* Direction
Below is a listing. Gather each line of it that contains "point".
┌─ Listing
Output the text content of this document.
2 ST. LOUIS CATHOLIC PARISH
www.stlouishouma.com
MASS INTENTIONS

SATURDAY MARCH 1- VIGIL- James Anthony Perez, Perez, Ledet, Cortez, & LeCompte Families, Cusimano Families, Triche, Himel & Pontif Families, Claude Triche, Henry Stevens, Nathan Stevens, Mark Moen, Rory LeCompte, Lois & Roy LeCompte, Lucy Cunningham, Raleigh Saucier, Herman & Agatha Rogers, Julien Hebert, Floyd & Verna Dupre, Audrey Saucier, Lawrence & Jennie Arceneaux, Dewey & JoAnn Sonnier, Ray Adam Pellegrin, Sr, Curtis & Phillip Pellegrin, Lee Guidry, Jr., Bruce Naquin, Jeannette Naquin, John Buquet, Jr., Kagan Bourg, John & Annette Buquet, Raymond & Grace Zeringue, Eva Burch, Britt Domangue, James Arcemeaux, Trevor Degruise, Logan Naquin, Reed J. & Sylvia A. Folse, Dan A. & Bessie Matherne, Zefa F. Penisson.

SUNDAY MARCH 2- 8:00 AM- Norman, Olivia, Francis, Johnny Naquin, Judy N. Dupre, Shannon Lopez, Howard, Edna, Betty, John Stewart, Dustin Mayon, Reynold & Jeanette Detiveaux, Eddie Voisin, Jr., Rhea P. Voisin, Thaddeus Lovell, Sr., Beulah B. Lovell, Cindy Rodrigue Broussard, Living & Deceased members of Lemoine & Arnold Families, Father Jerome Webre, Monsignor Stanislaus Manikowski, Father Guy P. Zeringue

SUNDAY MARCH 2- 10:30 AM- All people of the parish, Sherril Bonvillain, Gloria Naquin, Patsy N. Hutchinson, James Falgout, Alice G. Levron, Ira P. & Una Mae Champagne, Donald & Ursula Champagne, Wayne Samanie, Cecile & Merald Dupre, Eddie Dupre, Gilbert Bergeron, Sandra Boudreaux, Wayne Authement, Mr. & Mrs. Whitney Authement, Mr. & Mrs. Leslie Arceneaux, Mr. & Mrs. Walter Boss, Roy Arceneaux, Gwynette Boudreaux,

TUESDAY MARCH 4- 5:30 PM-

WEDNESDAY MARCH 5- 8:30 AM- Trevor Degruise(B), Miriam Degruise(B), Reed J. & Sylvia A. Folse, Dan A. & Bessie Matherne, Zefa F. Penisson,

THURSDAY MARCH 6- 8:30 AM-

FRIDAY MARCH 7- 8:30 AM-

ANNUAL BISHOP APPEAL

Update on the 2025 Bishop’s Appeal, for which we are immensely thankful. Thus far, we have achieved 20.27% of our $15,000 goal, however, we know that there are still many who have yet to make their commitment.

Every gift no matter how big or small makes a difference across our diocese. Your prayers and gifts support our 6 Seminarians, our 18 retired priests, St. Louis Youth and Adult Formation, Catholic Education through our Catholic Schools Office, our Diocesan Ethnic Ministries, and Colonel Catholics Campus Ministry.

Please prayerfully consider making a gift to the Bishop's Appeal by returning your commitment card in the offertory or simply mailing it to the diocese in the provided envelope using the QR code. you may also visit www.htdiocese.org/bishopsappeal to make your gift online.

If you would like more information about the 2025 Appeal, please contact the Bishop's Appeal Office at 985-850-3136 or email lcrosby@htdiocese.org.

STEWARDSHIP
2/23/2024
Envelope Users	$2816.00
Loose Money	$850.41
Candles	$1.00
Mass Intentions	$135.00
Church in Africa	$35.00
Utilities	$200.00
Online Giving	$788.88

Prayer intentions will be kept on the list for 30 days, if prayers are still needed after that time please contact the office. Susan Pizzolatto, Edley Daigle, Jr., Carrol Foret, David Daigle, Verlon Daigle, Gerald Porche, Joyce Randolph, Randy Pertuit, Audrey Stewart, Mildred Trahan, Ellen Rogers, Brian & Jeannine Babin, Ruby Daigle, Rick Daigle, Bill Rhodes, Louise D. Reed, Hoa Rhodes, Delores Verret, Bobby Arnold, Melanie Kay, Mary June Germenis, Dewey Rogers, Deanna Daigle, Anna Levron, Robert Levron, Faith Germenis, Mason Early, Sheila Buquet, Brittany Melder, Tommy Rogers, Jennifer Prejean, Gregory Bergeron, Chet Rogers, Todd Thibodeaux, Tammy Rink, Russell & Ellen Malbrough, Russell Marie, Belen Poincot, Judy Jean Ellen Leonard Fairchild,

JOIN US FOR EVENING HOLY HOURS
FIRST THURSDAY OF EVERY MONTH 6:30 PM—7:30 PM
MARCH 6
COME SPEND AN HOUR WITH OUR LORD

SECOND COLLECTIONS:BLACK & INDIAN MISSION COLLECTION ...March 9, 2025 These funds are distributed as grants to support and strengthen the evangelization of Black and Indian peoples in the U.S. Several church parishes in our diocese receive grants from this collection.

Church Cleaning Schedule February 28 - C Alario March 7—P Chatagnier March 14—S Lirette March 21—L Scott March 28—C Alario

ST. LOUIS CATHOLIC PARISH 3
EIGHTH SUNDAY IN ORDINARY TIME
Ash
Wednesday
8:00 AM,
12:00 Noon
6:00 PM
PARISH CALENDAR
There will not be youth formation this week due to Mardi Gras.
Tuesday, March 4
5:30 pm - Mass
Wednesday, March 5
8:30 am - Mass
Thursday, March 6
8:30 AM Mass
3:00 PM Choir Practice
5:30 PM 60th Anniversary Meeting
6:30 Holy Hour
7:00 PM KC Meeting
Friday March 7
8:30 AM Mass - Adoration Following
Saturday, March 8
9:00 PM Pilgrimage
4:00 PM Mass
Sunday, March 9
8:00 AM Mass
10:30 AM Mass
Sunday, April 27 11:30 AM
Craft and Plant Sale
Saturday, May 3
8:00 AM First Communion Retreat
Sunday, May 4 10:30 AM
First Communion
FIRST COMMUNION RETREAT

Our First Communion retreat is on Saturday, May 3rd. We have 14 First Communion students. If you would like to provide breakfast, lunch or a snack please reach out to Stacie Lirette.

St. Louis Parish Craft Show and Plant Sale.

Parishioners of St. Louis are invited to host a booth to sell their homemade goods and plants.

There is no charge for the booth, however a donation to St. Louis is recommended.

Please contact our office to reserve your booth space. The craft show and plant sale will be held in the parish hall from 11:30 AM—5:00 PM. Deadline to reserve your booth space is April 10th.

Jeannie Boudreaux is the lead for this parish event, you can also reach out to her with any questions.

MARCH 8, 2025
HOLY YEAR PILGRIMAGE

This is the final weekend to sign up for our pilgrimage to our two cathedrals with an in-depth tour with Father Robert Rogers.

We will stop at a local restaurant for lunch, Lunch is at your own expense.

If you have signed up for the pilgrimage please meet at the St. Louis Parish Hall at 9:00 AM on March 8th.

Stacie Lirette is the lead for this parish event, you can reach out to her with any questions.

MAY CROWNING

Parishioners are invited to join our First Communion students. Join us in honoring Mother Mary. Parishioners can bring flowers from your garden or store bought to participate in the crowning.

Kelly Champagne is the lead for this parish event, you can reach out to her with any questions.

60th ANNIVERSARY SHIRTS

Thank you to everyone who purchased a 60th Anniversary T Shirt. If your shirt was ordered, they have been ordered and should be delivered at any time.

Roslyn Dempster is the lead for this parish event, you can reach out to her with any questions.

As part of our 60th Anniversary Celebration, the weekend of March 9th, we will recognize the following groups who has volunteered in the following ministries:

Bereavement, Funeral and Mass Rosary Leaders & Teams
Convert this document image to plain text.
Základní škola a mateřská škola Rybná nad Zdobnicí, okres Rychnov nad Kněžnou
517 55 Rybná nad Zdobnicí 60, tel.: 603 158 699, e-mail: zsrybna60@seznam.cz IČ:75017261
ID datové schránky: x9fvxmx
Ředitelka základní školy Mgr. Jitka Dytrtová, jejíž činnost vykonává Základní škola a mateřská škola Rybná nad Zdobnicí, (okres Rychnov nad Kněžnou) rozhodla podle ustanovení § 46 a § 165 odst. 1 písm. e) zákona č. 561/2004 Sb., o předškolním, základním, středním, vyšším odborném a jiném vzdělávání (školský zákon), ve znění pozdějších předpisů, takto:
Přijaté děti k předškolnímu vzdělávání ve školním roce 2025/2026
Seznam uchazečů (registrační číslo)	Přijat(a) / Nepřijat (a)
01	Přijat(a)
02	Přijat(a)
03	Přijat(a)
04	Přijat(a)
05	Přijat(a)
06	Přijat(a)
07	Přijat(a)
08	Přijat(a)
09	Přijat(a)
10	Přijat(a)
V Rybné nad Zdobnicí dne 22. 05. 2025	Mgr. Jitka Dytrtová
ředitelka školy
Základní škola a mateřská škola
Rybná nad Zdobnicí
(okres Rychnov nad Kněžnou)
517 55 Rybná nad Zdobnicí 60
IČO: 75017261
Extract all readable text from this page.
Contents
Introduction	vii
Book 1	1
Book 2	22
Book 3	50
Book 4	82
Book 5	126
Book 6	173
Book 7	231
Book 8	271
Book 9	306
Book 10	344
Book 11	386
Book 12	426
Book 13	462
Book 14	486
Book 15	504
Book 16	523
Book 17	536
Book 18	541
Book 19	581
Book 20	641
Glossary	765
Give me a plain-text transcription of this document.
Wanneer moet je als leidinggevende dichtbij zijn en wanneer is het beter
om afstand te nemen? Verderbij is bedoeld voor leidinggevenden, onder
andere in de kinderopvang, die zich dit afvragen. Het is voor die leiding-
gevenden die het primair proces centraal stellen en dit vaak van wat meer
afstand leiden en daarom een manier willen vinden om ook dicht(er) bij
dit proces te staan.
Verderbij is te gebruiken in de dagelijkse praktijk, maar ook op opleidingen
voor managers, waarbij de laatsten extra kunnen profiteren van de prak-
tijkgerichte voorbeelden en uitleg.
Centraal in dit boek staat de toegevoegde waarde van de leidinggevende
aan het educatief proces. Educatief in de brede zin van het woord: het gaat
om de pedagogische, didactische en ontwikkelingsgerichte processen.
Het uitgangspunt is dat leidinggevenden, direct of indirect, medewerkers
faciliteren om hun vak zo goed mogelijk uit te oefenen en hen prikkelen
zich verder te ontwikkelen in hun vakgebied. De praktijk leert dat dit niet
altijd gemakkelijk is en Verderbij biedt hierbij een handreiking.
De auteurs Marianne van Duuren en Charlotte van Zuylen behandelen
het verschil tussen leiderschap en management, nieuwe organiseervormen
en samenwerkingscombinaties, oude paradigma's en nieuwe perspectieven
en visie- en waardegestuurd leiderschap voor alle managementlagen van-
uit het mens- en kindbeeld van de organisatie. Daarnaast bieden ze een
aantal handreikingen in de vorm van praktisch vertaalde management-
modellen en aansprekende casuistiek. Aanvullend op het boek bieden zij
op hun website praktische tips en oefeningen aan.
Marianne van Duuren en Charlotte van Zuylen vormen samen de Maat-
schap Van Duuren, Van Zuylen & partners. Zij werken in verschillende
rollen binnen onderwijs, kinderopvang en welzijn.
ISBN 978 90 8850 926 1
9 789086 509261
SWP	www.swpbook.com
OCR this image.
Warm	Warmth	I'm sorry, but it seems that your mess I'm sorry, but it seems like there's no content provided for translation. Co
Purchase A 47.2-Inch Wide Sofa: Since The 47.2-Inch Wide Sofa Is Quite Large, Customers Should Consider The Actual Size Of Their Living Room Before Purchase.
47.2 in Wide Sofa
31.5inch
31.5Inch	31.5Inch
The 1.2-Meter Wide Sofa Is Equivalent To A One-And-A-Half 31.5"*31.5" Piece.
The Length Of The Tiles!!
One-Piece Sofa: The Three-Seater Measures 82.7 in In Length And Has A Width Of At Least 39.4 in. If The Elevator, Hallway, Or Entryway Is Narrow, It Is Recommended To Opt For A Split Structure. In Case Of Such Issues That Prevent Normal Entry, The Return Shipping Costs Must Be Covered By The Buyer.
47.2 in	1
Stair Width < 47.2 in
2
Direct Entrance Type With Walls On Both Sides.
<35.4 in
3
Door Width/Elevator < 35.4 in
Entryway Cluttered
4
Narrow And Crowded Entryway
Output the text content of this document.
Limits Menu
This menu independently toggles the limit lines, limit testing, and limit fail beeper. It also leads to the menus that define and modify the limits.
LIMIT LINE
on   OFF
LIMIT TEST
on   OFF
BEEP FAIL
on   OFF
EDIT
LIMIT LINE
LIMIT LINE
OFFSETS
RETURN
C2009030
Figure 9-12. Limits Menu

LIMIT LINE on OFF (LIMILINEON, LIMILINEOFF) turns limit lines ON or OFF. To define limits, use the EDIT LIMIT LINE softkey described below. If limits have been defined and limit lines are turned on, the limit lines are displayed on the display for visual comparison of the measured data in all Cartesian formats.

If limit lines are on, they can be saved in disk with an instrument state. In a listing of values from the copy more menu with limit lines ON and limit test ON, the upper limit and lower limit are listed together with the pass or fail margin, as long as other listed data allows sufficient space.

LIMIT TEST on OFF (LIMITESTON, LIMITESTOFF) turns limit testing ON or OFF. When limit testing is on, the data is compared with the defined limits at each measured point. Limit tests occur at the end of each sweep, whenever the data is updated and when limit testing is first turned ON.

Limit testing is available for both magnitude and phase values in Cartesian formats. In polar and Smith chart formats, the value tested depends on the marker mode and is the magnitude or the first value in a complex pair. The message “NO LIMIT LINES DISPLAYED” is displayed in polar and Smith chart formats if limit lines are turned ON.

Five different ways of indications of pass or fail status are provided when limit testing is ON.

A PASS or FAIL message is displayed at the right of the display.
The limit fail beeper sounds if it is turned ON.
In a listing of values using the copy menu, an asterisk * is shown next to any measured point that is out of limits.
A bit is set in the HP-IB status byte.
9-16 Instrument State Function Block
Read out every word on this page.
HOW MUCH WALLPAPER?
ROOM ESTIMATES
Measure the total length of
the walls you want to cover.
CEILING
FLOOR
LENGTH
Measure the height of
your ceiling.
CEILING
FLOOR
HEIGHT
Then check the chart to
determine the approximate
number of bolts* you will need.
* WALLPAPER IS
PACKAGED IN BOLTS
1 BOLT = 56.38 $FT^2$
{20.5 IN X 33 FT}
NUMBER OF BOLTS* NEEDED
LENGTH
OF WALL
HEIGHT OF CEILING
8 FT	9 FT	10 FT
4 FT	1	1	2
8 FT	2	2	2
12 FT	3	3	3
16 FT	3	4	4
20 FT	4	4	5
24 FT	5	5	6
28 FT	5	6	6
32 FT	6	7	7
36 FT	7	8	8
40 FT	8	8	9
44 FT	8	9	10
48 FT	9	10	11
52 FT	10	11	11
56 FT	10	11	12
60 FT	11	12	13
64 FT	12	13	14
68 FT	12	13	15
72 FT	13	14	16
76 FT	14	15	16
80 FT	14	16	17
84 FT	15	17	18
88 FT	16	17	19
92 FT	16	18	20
└─
* Final answer
LIMIT TEST on OFF (LIMITESTON, LIMITESTOFF) turns limit testing ON or OFF. When limit testing is on, the data is compared with the defined limits at each measured point. Limit tests occur at the end of each sweep, whenever the data is updated and when limit testing is first turned ON.
In a listing of values using the copy menu, an asterisk * is shown next to any measured point that is out of limits.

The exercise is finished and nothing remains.